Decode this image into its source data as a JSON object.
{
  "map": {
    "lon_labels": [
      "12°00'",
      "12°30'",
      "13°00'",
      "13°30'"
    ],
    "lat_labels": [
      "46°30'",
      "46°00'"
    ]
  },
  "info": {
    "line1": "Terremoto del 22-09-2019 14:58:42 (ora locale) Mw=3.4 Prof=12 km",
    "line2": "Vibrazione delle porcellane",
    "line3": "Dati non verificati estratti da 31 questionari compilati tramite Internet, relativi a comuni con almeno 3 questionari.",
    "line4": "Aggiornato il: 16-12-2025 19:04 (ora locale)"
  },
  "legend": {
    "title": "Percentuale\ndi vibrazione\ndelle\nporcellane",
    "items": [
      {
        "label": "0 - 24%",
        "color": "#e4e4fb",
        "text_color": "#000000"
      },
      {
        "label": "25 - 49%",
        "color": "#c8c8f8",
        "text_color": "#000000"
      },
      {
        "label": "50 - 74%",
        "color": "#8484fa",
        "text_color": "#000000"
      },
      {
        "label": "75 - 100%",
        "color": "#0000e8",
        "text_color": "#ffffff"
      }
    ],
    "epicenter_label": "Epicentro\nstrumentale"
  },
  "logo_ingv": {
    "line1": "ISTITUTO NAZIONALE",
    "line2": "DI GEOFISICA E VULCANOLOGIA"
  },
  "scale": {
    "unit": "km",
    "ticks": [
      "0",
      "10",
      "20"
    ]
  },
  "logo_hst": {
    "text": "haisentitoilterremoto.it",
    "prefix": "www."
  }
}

Exercise description -> Output the listing above without altering a single character.

Complete output ->
Decode this image into its source data as a JSON object.
{
  "map": {
    "lon_labels": [
      "12°00'",
      "12°30'",
      "13°00'",
      "13°30'"
    ],
    "lat_labels": [
      "46°30'",
      "46°00'"
    ]
  },
  "info": {
    "line1": "Terremoto del 22-09-2019 14:58:42 (ora locale) Mw=3.4 Prof=12 km",
    "line2": "Vibrazione delle porcellane",
    "line3": "Dati non verificati estratti da 31 questionari compilati tramite Internet, relativi a comuni con almeno 3 questionari.",
    "line4": "Aggiornato il: 16-12-2025 19:04 (ora locale)"
  },
  "legend": {
    "title": "Percentuale\ndi vibrazione\ndelle\nporcellane",
    "items": [
      {
        "label": "0 - 24%",
        "color": "#e4e4fb",
        "text_color": "#000000"
      },
      {
        "label": "25 - 49%",
        "color": "#c8c8f8",
        "text_color": "#000000"
      },
      {
        "label": "50 - 74%",
        "color": "#8484fa",
        "text_color": "#000000"
      },
      {
        "label": "75 - 100%",
        "color": "#0000e8",
        "text_color": "#ffffff"
      }
    ],
    "epicenter_label": "Epicentro\nstrumentale"
  },
  "logo_ingv": {
    "line1": "ISTITUTO NAZIONALE",
    "line2": "DI GEOFISICA E VULCANOLOGIA"
  },
  "scale": {
    "unit": "km",
    "ticks": [
      "0",
      "10",
      "20"
    ]
  },
  "logo_hst": {
    "text": "haisentitoilterremoto.it",
    "prefix": "www."
  }
}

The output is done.